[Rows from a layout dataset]
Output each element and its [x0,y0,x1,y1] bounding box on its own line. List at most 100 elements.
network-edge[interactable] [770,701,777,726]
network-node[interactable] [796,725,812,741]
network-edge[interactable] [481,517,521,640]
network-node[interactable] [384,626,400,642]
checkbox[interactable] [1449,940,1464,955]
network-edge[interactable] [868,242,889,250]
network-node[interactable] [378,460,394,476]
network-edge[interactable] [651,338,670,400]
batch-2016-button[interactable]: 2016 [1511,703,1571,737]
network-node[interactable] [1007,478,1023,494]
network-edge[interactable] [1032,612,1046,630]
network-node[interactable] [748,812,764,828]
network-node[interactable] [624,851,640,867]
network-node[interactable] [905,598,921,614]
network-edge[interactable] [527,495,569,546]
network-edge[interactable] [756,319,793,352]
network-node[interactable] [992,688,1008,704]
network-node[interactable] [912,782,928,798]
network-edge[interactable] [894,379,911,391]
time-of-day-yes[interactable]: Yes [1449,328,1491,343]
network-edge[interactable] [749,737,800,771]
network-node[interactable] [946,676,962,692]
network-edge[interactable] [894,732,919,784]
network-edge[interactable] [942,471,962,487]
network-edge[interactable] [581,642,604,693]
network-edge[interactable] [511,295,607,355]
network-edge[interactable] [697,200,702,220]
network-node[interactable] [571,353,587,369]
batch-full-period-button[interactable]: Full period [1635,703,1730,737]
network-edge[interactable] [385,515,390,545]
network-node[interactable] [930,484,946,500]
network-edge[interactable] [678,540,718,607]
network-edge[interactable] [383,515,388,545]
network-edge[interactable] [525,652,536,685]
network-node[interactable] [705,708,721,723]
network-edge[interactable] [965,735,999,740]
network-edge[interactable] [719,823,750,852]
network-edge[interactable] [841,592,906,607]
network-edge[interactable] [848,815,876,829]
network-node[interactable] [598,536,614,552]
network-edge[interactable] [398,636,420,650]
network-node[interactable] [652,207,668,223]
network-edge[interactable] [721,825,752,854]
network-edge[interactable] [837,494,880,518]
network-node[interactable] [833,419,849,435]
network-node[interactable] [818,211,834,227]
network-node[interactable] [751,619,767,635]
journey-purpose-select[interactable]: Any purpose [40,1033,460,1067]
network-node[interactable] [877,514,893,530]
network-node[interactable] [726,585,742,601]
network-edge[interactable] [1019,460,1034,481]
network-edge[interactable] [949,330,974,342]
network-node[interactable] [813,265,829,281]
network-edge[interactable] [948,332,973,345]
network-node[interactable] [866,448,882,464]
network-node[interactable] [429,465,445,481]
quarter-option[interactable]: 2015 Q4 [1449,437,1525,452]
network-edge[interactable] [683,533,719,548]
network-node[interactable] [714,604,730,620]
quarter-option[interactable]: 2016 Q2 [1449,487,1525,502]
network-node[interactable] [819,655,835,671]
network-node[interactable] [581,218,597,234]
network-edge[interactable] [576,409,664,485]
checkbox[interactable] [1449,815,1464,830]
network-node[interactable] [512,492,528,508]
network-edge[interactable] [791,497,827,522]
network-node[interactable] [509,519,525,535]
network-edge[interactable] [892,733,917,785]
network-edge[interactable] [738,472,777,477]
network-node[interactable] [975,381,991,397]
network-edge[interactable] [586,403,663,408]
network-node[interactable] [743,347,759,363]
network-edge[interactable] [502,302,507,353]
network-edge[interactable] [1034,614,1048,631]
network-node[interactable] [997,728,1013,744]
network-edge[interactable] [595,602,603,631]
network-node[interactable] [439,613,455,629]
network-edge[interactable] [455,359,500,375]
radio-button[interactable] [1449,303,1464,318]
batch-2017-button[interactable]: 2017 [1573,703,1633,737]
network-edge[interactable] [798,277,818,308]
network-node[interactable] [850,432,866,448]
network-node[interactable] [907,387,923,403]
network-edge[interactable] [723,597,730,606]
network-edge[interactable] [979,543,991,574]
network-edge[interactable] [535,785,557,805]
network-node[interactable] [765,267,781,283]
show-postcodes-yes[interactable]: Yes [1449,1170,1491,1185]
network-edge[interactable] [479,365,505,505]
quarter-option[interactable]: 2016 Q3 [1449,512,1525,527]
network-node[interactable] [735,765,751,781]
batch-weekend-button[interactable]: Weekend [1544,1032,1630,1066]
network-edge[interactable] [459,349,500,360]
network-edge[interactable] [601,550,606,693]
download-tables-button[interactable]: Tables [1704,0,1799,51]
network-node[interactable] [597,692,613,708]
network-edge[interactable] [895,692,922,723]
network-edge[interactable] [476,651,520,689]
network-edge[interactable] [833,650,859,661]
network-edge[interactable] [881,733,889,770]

**Work to do**
Extract every row above verbatim, keeping each line character for character and in its original order.

**Answer to the exercise**
Output each element and its [x0,y0,x1,y1] bounding box on its own line. List at most 100 elements.
network-edge[interactable] [770,701,777,726]
network-node[interactable] [796,725,812,741]
network-edge[interactable] [481,517,521,640]
network-node[interactable] [384,626,400,642]
checkbox[interactable] [1449,940,1464,955]
network-edge[interactable] [868,242,889,250]
network-node[interactable] [378,460,394,476]
network-edge[interactable] [651,338,670,400]
batch-2016-button[interactable]: 2016 [1511,703,1571,737]
network-node[interactable] [1007,478,1023,494]
network-edge[interactable] [1032,612,1046,630]
network-node[interactable] [748,812,764,828]
network-node[interactable] [624,851,640,867]
network-node[interactable] [905,598,921,614]
network-edge[interactable] [527,495,569,546]
network-edge[interactable] [756,319,793,352]
network-node[interactable] [992,688,1008,704]
network-node[interactable] [912,782,928,798]
network-edge[interactable] [894,379,911,391]
time-of-day-yes[interactable]: Yes [1449,328,1491,343]
network-edge[interactable] [749,737,800,771]
network-node[interactable] [946,676,962,692]
network-edge[interactable] [894,732,919,784]
network-edge[interactable] [942,471,962,487]
network-edge[interactable] [581,642,604,693]
network-edge[interactable] [511,295,607,355]
network-edge[interactable] [697,200,702,220]
network-node[interactable] [571,353,587,369]
batch-full-period-button[interactable]: Full period [1635,703,1730,737]
network-edge[interactable] [385,515,390,545]
network-node[interactable] [930,484,946,500]
network-edge[interactable] [678,540,718,607]
network-edge[interactable] [383,515,388,545]
network-edge[interactable] [525,652,536,685]
network-node[interactable] [705,708,721,723]
network-edge[interactable] [965,735,999,740]
network-edge[interactable] [719,823,750,852]
network-edge[interactable] [841,592,906,607]
network-edge[interactable] [848,815,876,829]
network-node[interactable] [598,536,614,552]
network-edge[interactable] [398,636,420,650]
network-node[interactable] [652,207,668,223]
network-edge[interactable] [721,825,752,854]
network-edge[interactable] [837,494,880,518]
network-node[interactable] [833,419,849,435]
network-node[interactable] [818,211,834,227]
network-node[interactable] [751,619,767,635]
journey-purpose-select[interactable]: Any purpose [40,1033,460,1067]
network-node[interactable] [877,514,893,530]
network-node[interactable] [726,585,742,601]
network-edge[interactable] [1019,460,1034,481]
network-edge[interactable] [949,330,974,342]
network-node[interactable] [813,265,829,281]
network-edge[interactable] [948,332,973,345]
network-node[interactable] [866,448,882,464]
network-node[interactable] [429,465,445,481]
quarter-option[interactable]: 2015 Q4 [1449,437,1525,452]
network-edge[interactable] [683,533,719,548]
network-node[interactable] [714,604,730,620]
quarter-option[interactable]: 2016 Q2 [1449,487,1525,502]
network-node[interactable] [819,655,835,671]
network-node[interactable] [581,218,597,234]
network-edge[interactable] [576,409,664,485]
checkbox[interactable] [1449,815,1464,830]
network-node[interactable] [512,492,528,508]
network-edge[interactable] [791,497,827,522]
network-node[interactable] [509,519,525,535]
network-edge[interactable] [892,733,917,785]
network-edge[interactable] [738,472,777,477]
network-node[interactable] [975,381,991,397]
network-edge[interactable] [586,403,663,408]
network-node[interactable] [743,347,759,363]
network-edge[interactable] [502,302,507,353]
network-edge[interactable] [1034,614,1048,631]
network-node[interactable] [997,728,1013,744]
network-edge[interactable] [595,602,603,631]
network-node[interactable] [439,613,455,629]
network-edge[interactable] [455,359,500,375]
radio-button[interactable] [1449,303,1464,318]
batch-2017-button[interactable]: 2017 [1573,703,1633,737]
network-edge[interactable] [798,277,818,308]
network-node[interactable] [850,432,866,448]
network-node[interactable] [907,387,923,403]
network-edge[interactable] [723,597,730,606]
network-edge[interactable] [979,543,991,574]
network-edge[interactable] [535,785,557,805]
network-node[interactable] [765,267,781,283]
show-postcodes-yes[interactable]: Yes [1449,1170,1491,1185]
network-edge[interactable] [479,365,505,505]
quarter-option[interactable]: 2016 Q3 [1449,512,1525,527]
network-node[interactable] [735,765,751,781]
batch-weekend-button[interactable]: Weekend [1544,1032,1630,1066]
network-edge[interactable] [459,349,500,360]
network-edge[interactable] [601,550,606,693]
download-tables-button[interactable]: Tables [1704,0,1799,51]
network-node[interactable] [597,692,613,708]
network-edge[interactable] [895,692,922,723]
network-edge[interactable] [476,651,520,689]
network-edge[interactable] [833,650,859,661]
network-edge[interactable] [881,733,889,770]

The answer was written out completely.